(Data tied to figure images)
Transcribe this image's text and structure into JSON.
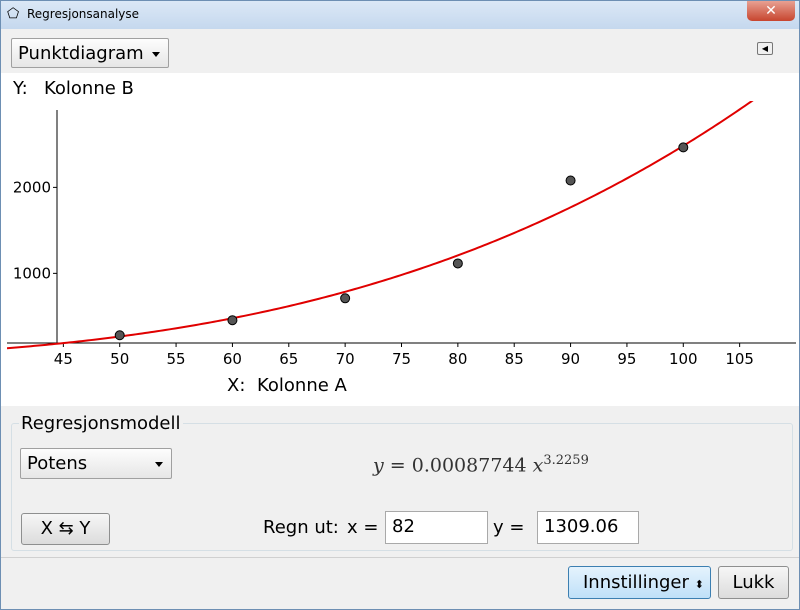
{
  "window": {
    "title": "Regresjonsanalyse"
  },
  "toolbar": {
    "plot_type": "Punktdiagram"
  },
  "chart_data": {
    "type": "scatter",
    "y_label_prefix": "Y:",
    "y_label": "Kolonne B",
    "x_label_prefix": "X:",
    "x_label": "Kolonne A",
    "x": [
      50,
      60,
      70,
      80,
      90,
      100
    ],
    "values": [
      280,
      455,
      710,
      1115,
      2080,
      2465
    ],
    "color": "#555555",
    "curve_color": "#e00000",
    "xlim": [
      40,
      110
    ],
    "xticks": [
      45,
      50,
      55,
      60,
      65,
      70,
      75,
      80,
      85,
      90,
      95,
      100,
      105
    ],
    "ylim": [
      190,
      2900
    ],
    "yticks": [
      1000,
      2000
    ]
  },
  "regression": {
    "section_title": "Regresjonsmodell",
    "model": "Potens",
    "equation_lhs": "y =",
    "coefficient": 0.00087744,
    "variable": "x",
    "exponent": 3.2259,
    "swap_button": "X ⇆ Y",
    "evaluate_label": "Regn ut:",
    "x_field_label": "x =",
    "x_input": 82,
    "y_field_label": "y =",
    "y_output": 1309.06
  },
  "footer": {
    "settings_button": "Innstillinger",
    "close_button": "Lukk"
  }
}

Set exercise:
Write the material out again exactly as it appears, dropping the pictures.

Response for this exercise:
Transcribe this image's text and structure into JSON.
{
  "window": {
    "title": "Regresjonsanalyse"
  },
  "toolbar": {
    "plot_type": "Punktdiagram"
  },
  "chart_data": {
    "type": "scatter",
    "y_label_prefix": "Y:",
    "y_label": "Kolonne B",
    "x_label_prefix": "X:",
    "x_label": "Kolonne A",
    "x": [
      50,
      60,
      70,
      80,
      90,
      100
    ],
    "values": [
      280,
      455,
      710,
      1115,
      2080,
      2465
    ],
    "color": "#555555",
    "curve_color": "#e00000",
    "xlim": [
      40,
      110
    ],
    "xticks": [
      45,
      50,
      55,
      60,
      65,
      70,
      75,
      80,
      85,
      90,
      95,
      100,
      105
    ],
    "ylim": [
      190,
      2900
    ],
    "yticks": [
      1000,
      2000
    ]
  },
  "regression": {
    "section_title": "Regresjonsmodell",
    "model": "Potens",
    "equation_lhs": "y =",
    "coefficient": 0.00087744,
    "variable": "x",
    "exponent": 3.2259,
    "swap_button": "X ⇆ Y",
    "evaluate_label": "Regn ut:",
    "x_field_label": "x =",
    "x_input": 82,
    "y_field_label": "y =",
    "y_output": 1309.06
  },
  "footer": {
    "settings_button": "Innstillinger",
    "close_button": "Lukk"
  }
}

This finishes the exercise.